* _Given instruction_
Report how many lines of the listing below include the word "JSON". Give nothing but the number.

== == ==

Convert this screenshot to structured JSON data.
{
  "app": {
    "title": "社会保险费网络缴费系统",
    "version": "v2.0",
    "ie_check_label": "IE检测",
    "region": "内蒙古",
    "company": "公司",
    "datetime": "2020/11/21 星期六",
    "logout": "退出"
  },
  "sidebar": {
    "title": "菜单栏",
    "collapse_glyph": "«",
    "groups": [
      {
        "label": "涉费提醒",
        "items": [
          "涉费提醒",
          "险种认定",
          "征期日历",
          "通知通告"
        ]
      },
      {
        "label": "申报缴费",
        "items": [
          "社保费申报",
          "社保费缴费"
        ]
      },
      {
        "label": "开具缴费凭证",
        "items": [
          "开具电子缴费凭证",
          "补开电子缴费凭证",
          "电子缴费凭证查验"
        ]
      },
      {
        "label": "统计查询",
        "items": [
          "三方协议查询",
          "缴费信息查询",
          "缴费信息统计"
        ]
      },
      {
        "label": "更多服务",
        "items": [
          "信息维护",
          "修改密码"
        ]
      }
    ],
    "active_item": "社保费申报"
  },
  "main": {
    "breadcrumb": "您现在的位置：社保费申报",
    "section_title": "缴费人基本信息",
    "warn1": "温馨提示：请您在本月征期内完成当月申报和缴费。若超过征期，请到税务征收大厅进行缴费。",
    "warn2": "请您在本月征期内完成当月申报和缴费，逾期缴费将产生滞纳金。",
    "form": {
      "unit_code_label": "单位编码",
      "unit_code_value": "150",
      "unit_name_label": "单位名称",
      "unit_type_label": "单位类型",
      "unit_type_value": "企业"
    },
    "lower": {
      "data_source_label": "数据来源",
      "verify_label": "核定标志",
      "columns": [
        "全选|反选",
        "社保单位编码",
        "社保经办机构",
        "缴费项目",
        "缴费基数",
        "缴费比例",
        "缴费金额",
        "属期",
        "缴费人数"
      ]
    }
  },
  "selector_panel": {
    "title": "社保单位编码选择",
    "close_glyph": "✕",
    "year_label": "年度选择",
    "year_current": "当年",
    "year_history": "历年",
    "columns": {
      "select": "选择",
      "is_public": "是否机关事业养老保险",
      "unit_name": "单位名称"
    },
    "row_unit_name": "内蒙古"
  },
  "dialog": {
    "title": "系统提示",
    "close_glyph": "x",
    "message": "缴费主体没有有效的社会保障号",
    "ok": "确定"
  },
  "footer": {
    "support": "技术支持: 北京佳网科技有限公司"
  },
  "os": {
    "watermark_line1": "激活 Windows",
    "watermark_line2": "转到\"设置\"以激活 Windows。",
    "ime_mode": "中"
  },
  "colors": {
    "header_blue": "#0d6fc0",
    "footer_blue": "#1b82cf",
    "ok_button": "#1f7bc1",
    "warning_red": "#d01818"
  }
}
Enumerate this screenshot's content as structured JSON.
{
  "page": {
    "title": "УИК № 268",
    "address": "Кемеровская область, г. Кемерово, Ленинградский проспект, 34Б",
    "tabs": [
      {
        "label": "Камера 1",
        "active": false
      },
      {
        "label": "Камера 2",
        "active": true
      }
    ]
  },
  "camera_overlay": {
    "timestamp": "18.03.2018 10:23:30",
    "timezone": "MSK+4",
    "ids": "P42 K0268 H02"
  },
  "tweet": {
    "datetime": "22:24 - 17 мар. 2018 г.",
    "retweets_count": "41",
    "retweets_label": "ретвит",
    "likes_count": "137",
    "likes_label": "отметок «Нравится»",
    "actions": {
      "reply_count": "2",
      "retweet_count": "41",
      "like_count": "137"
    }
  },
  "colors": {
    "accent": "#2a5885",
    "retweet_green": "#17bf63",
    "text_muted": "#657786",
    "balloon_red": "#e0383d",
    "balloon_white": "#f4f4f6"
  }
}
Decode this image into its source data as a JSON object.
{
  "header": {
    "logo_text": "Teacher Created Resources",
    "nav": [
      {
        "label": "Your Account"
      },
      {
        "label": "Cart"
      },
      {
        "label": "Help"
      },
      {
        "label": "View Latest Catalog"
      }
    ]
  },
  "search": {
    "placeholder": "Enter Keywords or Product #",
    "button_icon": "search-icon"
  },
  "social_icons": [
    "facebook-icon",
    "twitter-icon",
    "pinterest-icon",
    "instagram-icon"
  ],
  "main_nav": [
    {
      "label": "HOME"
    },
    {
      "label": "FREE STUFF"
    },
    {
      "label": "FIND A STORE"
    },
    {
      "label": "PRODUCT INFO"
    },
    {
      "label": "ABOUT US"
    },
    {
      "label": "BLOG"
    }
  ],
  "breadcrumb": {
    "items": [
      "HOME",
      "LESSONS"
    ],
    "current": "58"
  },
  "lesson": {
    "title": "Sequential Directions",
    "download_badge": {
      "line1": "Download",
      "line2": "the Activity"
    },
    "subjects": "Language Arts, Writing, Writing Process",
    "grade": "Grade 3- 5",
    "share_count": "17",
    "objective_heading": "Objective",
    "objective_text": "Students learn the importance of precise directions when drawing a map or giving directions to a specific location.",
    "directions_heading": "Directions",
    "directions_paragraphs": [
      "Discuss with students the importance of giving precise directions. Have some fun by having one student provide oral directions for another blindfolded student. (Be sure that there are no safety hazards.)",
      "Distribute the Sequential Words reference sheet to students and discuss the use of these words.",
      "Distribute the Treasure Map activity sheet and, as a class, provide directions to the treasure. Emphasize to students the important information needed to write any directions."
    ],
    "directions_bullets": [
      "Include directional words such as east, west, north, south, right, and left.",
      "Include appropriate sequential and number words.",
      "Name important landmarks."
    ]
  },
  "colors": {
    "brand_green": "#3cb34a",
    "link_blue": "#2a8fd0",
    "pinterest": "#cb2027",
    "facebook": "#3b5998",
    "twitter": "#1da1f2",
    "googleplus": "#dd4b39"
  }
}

== == ==

* _Final result_
3